Records from a collection of figures

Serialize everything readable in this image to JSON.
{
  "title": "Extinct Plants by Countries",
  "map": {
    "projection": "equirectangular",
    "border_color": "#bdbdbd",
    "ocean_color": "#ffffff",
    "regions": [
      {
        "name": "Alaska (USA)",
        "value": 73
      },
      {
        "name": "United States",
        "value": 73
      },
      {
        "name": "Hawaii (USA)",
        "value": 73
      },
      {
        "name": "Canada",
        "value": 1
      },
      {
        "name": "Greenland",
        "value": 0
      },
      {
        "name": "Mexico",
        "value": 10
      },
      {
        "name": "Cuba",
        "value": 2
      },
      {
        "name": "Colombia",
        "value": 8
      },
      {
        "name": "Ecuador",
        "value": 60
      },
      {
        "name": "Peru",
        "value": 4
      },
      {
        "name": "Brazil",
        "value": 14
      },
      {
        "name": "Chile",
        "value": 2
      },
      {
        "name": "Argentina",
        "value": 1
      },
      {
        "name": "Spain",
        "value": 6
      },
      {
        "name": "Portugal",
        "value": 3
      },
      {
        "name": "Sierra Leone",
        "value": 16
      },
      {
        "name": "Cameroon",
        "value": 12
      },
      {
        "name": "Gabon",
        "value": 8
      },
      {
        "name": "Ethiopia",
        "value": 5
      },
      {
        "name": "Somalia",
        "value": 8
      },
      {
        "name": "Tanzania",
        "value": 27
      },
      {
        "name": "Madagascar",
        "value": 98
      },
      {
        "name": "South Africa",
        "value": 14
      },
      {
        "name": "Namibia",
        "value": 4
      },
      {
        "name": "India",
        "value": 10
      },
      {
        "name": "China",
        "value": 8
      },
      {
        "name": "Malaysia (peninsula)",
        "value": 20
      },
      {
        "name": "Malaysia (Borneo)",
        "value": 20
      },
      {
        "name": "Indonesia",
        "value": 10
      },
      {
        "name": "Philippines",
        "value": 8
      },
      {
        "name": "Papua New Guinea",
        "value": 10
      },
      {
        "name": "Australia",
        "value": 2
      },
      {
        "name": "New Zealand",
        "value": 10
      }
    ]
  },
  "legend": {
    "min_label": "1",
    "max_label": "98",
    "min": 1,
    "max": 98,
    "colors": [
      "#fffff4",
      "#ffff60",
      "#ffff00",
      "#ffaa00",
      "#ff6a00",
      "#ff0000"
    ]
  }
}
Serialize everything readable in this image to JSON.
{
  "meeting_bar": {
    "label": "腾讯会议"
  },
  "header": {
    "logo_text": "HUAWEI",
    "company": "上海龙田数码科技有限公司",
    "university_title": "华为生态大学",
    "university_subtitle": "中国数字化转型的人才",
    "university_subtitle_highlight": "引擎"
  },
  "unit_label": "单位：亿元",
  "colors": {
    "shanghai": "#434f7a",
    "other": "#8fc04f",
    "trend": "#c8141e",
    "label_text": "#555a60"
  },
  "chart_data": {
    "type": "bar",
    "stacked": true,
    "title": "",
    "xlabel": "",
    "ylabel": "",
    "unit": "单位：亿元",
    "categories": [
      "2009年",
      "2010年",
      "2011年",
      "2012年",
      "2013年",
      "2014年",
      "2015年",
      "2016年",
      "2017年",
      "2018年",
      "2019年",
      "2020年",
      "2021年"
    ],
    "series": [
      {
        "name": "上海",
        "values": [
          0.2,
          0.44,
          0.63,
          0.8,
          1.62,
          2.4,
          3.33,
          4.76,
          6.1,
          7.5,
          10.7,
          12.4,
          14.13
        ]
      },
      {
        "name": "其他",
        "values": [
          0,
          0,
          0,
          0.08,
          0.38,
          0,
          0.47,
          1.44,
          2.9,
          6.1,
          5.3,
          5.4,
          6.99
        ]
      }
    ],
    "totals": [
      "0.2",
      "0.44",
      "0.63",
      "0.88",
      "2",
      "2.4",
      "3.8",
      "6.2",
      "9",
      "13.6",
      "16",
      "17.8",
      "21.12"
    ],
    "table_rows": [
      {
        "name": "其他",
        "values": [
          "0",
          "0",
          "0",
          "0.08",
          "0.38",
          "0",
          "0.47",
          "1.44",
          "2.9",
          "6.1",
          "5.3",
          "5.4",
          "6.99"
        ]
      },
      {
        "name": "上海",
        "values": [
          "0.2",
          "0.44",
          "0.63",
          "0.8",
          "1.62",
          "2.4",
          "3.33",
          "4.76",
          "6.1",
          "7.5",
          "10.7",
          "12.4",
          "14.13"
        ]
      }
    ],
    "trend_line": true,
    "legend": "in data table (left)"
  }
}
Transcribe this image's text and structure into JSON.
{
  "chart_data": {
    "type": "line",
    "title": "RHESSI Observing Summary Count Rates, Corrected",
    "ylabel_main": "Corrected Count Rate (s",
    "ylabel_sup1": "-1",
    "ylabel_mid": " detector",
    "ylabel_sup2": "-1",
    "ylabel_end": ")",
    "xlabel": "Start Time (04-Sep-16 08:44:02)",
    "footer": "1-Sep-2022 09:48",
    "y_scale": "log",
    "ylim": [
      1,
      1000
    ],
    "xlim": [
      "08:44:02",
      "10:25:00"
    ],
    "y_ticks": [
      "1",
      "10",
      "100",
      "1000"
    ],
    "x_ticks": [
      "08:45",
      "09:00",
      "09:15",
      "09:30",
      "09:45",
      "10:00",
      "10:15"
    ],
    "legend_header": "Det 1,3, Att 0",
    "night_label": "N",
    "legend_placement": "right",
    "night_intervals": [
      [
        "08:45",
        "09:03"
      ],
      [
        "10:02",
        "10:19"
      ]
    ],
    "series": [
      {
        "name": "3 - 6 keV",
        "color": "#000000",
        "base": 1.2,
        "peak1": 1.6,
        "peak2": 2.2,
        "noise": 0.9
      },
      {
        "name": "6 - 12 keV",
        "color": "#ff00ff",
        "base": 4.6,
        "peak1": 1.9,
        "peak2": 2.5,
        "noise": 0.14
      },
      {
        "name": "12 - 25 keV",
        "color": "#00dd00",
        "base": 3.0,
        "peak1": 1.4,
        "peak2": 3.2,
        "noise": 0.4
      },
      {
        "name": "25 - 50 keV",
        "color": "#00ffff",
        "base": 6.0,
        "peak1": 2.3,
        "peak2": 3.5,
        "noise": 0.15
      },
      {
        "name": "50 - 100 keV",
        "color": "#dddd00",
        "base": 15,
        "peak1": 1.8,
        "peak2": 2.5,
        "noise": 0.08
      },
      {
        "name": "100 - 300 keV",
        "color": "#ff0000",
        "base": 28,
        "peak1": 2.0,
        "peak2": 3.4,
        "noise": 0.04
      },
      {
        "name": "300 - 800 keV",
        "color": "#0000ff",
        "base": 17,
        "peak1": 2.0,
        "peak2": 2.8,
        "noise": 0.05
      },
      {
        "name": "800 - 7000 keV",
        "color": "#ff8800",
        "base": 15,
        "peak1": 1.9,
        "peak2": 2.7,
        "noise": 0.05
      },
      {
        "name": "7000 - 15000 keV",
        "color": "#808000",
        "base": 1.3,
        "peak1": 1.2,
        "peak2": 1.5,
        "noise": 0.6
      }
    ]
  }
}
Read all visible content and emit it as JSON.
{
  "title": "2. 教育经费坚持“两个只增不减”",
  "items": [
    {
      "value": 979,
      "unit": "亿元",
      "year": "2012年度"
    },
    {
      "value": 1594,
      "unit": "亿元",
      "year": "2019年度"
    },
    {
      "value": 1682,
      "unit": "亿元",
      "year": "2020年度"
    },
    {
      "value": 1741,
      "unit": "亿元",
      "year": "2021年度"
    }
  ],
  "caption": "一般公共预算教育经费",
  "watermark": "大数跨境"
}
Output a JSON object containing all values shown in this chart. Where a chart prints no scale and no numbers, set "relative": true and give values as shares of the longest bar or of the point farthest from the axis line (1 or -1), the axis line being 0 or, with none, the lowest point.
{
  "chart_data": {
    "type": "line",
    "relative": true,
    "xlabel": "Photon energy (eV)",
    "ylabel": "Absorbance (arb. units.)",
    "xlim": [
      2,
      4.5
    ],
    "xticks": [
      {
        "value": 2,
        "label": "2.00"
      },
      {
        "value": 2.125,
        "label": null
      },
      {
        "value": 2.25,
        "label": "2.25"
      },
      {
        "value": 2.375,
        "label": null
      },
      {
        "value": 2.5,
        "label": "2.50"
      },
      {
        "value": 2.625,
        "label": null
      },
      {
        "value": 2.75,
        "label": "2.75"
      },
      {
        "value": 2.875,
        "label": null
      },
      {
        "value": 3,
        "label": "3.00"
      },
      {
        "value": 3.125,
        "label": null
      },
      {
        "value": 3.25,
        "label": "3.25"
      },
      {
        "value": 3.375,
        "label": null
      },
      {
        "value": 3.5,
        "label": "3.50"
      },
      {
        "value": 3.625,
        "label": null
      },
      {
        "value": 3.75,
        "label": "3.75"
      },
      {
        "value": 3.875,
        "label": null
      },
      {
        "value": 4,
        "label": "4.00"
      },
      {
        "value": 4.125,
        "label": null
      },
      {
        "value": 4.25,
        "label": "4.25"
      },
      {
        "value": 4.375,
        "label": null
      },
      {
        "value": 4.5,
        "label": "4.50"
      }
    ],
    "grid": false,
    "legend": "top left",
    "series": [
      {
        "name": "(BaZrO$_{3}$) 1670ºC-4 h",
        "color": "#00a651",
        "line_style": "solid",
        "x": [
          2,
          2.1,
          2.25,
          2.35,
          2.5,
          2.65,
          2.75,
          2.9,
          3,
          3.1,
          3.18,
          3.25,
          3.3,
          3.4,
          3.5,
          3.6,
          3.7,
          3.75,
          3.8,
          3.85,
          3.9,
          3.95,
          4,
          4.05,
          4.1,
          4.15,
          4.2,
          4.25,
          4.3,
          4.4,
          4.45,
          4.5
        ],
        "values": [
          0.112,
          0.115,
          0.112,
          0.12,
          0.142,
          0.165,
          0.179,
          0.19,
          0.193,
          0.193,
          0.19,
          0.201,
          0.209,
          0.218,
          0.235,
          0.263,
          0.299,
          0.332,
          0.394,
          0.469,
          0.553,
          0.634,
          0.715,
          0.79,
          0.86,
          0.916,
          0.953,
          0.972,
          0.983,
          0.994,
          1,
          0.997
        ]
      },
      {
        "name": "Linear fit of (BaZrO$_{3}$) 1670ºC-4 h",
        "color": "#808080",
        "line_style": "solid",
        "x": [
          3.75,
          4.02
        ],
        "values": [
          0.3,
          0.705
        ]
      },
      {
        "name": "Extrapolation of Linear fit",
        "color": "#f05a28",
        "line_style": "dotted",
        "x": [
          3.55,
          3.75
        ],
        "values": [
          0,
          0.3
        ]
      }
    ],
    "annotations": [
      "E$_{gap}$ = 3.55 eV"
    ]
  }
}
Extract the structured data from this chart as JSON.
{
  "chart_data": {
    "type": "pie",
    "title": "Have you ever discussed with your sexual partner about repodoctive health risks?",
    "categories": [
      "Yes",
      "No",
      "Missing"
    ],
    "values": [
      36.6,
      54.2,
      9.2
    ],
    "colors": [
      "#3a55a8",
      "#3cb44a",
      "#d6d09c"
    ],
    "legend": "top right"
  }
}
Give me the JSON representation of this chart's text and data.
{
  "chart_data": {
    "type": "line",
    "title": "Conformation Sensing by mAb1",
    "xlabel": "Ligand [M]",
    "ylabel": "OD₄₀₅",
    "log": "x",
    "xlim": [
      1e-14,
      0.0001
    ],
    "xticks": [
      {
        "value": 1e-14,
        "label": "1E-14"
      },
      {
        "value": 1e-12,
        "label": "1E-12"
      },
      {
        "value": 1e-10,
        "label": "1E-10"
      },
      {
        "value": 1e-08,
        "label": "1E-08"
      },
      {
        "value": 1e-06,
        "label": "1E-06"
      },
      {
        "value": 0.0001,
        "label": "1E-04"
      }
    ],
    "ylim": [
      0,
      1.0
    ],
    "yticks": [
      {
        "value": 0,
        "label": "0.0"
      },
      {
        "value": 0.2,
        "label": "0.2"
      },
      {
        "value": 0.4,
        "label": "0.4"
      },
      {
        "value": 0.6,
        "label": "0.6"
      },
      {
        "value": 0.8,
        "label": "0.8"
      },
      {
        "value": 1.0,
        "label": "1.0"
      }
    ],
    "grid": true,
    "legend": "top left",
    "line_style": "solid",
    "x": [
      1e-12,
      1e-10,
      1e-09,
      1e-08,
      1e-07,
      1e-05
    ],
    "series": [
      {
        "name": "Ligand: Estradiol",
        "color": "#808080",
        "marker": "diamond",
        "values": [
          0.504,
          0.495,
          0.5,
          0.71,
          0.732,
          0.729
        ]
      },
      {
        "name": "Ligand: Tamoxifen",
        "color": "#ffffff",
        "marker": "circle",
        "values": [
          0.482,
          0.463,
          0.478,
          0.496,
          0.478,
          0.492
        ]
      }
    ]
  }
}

TASK DIRECTIONS — Your task is to gather every line with the word "noise" and copy it.

EXERCISE OUTPUT —
        "noise": 0.9
        "noise": 0.14
        "noise": 0.4
        "noise": 0.15
        "noise": 0.08
        "noise": 0.04
        "noise": 0.05
        "noise": 0.05
        "noise": 0.6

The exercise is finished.